SET EXERCISE: Please find all lines in the data that hold the string "ΣΥΓΓΕΝΕΙΣ" and copy them.

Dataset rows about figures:
----
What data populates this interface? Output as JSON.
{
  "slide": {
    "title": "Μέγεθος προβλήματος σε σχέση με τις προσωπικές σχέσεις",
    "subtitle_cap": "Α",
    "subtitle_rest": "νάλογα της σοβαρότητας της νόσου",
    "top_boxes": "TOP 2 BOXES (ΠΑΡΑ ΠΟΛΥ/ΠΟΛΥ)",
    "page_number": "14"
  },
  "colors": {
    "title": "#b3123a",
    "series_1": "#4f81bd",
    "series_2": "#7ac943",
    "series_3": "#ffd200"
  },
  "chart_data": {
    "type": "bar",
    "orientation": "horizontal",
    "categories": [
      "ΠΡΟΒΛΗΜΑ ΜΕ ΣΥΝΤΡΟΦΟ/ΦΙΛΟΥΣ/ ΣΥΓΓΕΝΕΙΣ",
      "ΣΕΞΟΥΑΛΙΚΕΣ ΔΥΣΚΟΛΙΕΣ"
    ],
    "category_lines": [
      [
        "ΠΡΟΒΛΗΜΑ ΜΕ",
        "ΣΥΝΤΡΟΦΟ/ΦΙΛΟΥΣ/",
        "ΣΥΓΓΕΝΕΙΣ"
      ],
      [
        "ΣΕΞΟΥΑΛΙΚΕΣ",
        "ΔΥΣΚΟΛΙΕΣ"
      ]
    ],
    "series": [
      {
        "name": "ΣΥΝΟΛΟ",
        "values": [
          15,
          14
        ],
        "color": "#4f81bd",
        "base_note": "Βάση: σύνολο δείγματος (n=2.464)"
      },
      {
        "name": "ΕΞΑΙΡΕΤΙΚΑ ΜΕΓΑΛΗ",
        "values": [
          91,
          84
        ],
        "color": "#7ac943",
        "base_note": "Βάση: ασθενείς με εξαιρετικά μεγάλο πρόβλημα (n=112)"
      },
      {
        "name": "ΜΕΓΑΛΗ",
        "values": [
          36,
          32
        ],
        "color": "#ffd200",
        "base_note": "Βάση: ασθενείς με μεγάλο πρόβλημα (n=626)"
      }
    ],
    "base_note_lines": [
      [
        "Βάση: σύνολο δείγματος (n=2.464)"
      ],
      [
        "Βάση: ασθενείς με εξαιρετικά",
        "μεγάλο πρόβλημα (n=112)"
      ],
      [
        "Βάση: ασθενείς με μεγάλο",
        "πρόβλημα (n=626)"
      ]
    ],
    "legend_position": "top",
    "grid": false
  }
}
----
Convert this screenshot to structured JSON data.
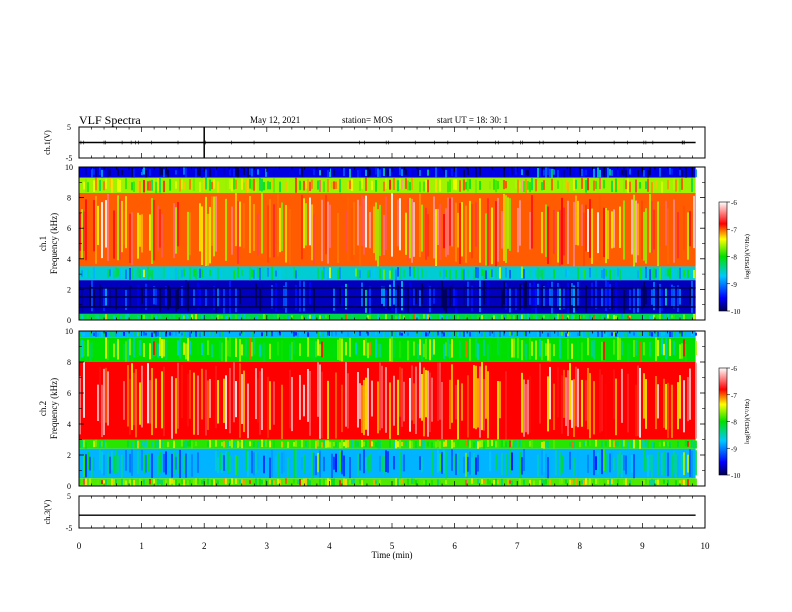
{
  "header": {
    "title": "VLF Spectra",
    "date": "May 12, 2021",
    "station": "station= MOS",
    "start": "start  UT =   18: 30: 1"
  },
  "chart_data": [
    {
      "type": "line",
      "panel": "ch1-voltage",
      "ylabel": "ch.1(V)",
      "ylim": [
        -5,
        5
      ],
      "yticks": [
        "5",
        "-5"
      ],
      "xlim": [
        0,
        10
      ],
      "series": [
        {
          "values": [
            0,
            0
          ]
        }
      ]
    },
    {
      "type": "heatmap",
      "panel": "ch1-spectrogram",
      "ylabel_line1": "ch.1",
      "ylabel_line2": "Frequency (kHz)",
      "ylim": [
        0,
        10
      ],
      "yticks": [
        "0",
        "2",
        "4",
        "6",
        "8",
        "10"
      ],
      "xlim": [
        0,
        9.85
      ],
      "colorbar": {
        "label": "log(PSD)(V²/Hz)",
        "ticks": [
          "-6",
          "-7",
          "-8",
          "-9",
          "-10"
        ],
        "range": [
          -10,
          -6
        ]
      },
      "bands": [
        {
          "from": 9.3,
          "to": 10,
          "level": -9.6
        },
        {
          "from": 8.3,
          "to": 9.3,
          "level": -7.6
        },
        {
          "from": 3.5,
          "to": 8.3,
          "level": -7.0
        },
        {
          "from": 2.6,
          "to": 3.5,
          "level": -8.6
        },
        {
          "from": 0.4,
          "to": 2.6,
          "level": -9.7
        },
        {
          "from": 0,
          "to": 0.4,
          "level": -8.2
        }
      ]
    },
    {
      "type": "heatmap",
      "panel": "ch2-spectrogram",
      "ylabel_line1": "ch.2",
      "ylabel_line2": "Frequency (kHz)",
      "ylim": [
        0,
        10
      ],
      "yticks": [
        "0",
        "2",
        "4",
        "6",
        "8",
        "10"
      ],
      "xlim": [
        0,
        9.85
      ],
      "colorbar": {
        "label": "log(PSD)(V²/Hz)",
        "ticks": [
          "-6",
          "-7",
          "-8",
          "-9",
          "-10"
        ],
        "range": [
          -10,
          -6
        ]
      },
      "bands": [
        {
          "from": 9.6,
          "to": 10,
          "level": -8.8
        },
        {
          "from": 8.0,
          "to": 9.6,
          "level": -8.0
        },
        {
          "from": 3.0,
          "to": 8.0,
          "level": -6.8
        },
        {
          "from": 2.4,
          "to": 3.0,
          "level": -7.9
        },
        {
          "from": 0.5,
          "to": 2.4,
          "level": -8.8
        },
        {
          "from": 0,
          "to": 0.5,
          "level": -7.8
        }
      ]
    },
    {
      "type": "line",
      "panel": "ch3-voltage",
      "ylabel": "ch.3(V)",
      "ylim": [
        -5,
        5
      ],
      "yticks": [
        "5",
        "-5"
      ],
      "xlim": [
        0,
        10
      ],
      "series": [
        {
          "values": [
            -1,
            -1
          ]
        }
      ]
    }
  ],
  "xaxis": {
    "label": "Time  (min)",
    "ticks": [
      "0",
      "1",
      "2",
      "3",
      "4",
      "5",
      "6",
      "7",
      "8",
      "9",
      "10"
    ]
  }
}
----
TASK ANSWER:
      "ΠΡΟΒΛΗΜΑ ΜΕ ΣΥΝΤΡΟΦΟ/ΦΙΛΟΥΣ/ ΣΥΓΓΕΝΕΙΣ",
        "ΣΥΓΓΕΝΕΙΣ"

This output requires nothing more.